▶ What to do: Copy all records verbatim.

▶ Listed entries:
[start]

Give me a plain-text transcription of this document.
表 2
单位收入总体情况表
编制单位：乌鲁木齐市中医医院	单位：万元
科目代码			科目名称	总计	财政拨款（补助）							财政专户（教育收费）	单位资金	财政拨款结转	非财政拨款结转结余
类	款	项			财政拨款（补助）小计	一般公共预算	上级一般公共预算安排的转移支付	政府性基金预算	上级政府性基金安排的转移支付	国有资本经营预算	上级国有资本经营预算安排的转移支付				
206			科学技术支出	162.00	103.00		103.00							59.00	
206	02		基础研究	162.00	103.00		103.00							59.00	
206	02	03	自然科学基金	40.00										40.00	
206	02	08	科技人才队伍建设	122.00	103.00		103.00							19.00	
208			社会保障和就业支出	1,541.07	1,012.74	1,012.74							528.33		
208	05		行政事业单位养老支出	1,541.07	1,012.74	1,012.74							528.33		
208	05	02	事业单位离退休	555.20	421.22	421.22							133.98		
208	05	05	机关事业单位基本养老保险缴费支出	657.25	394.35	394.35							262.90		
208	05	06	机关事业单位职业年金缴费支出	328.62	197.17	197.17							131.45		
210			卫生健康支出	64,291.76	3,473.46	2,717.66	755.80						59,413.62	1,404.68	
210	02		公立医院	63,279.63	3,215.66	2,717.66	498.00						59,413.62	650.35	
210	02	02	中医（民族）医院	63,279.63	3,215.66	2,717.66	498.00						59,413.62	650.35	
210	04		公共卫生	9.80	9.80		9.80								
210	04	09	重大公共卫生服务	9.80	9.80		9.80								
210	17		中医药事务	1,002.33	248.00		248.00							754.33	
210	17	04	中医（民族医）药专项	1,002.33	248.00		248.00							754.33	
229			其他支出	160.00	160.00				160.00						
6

[end]

▶ Result for this task:
Give me a plain-text transcription of this document.
表 2
单位收入总体情况表
编制单位：乌鲁木齐市中医医院	单位：万元
科目代码			科目名称	总计	财政拨款（补助）							财政专户（教育收费）	单位资金	财政拨款结转	非财政拨款结转结余
类	款	项			财政拨款（补助）小计	一般公共预算	上级一般公共预算安排的转移支付	政府性基金预算	上级政府性基金安排的转移支付	国有资本经营预算	上级国有资本经营预算安排的转移支付				
206			科学技术支出	162.00	103.00		103.00							59.00	
206	02		基础研究	162.00	103.00		103.00							59.00	
206	02	03	自然科学基金	40.00										40.00	
206	02	08	科技人才队伍建设	122.00	103.00		103.00							19.00	
208			社会保障和就业支出	1,541.07	1,012.74	1,012.74							528.33		
208	05		行政事业单位养老支出	1,541.07	1,012.74	1,012.74							528.33		
208	05	02	事业单位离退休	555.20	421.22	421.22							133.98		
208	05	05	机关事业单位基本养老保险缴费支出	657.25	394.35	394.35							262.90		
208	05	06	机关事业单位职业年金缴费支出	328.62	197.17	197.17							131.45		
210			卫生健康支出	64,291.76	3,473.46	2,717.66	755.80						59,413.62	1,404.68	
210	02		公立医院	63,279.63	3,215.66	2,717.66	498.00						59,413.62	650.35	
210	02	02	中医（民族）医院	63,279.63	3,215.66	2,717.66	498.00						59,413.62	650.35	
210	04		公共卫生	9.80	9.80		9.80								
210	04	09	重大公共卫生服务	9.80	9.80		9.80								
210	17		中医药事务	1,002.33	248.00		248.00							754.33	
210	17	04	中医（民族医）药专项	1,002.33	248.00		248.00							754.33	
229			其他支出	160.00	160.00				160.00						
6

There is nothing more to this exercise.